▶ [Fragment dokumentu]

━━━━

Maulana Muhammad Chan Szeerani
(po lewej)

Artykuł redakcyjny w gazecie liberalnej: „Małżeństwo dzieci jest przekleństwem, które ograbia dzieci – szczególnie dziewczynki – z niewinności i dzieciństwa”; „Najlepiej byłoby rozwiązać RII”

W artykule redakcyjnym pod tytułem „Wsteczna mentalność RII” liberalna gazeta “Dawn” napisała [9] :

„Było to oświadczenie, które wielu wprawiło w osłupienie. Poinformowano, że Rada Ideologii Islamskiej oświadczyła… iż prawa zakazujące małżeństw dzieci w Pakistanie są ‘nie-islamskie’. Ta szokująca wypowiedź przewyższyła oświadczenie … przewodniczącego Rady, maulany Mohammada Chana Szeeraniego, że obecne prawo, które wymaga, by mężczyzna postarał się o pisemne zezwolenie swojej żony zanim zawrze drugie małżeństwo, zostało zmienione. Te wypowiedzi wymownie świadczą o rodzaju problemów, które znajdują się na liście priorytetów ulemów [tj. duchownych] oraz o średniowiecznej mentalności, która dominuje dyskurs religijny w tym kraju. Mówmy wyraźnie: małżeństwo dzieci jest przekleństwem, które ograbia dzieci – szczególnie dziewczynki – z niewinności i dzieciństwa. Takie wypowiedzi duchownych, nawet jeśli mają charakter doradczy i niewiążący, wyłącznie anulują zdobycze praw człowieka uczynione w Pakistanie i wyobcowują Pakistan ze wspólnoty narodów.

Już teraz Pakistan jest miejscem bardzo nieprzyjaznym dzieciom. Jest to społeczeństwo, które toleruje pracę dzieci i przemoc przeciwko dzieciom, gdzie dzieci traktowane są jak własność [do wymiany przy rozwiązywaniu] sporów, jako część tradycji. Na takim tle oświadczenie RII wysyła wszystkie niewłaściwe sygnały. W rzeczywistości priorytety Rady są skrajnie pomieszane. Zamiast działać na rzecz promowania oświecenia, utrwala tylko wsteczną mentalność. Dlaczego członkowie RII, a właściwie większość ulemów, cofają się przed tym, na czym powinni się skupić? Wiele obecnych problemów Pakistanu zakorzeniona jest w dryfowaniu społeczeństwa ku ekstremizmowi, czemu pomagają ultra-konserwatywni duchowni.

Niemniej ulema wydają się mniej zatroskani kwestiami egzystencjalnymi, przed jakimi stoi Pakistan, które grożą rozdarciem tkanki społecznej. Na przykład, zmora terroryzmu potępiana jest tylko biernie. Czyniono wysiłki, by zająć się plagą sekciarstwa [konfliktu sunnicko-szyickiego], włącznie z RII, ale niewiele zrobiono, by zanieść przesłanie harmonii wyznaniowej do meczetów i madras i by powstrzymać sekciarskich wichrzycieli. I choć są szybcy w wypowiadaniu się w takich sprawach jak małżeństwa dzieci i wielożeństwo, duchowni rzadko potępiają straszliwe traktowanie kobiet i dzieci w Pakistanie, często w imię ‘religii’ i ‘kultury’.

━━━━

▶ [Zapisane dane]
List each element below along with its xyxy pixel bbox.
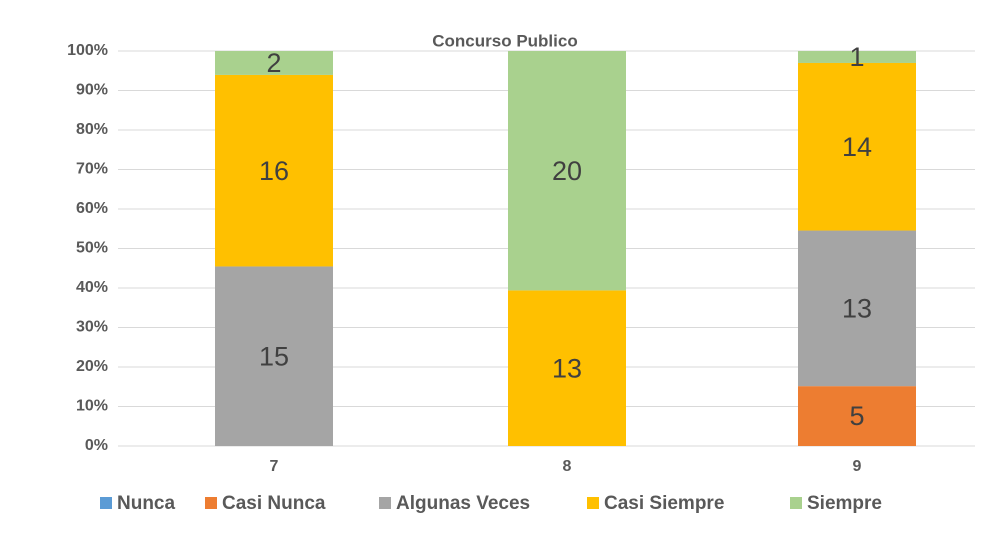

━━━━

▶ [Polecenie]
Powiel dosłownie odcinek tekstu o małżeństwach dzieci w Pakistanie od „Niemniej ulema wydają” aż po „imię ‘religii’ i ‘kultury’.”.

▶ [Odpowiedź]
Niemniej ulema wydają się mniej zatroskani kwestiami egzystencjalnymi, przed jakimi stoi Pakistan, które grożą rozdarciem tkanki społecznej. Na przykład, zmora terroryzmu potępiana jest tylko biernie. Czyniono wysiłki, by zająć się plagą sekciarstwa [konfliktu sunnicko-szyickiego], włącznie z RII, ale niewiele zrobiono, by zanieść przesłanie harmonii wyznaniowej do meczetów i madras i by powstrzymać sekciarskich wichrzycieli. I choć są szybcy w wypowiadaniu się w takich sprawach jak małżeństwa dzieci i wielożeństwo, duchowni rzadko potępiają straszliwe traktowanie kobiet i dzieci w Pakistanie, często w imię ‘religii’ i ‘kultury’.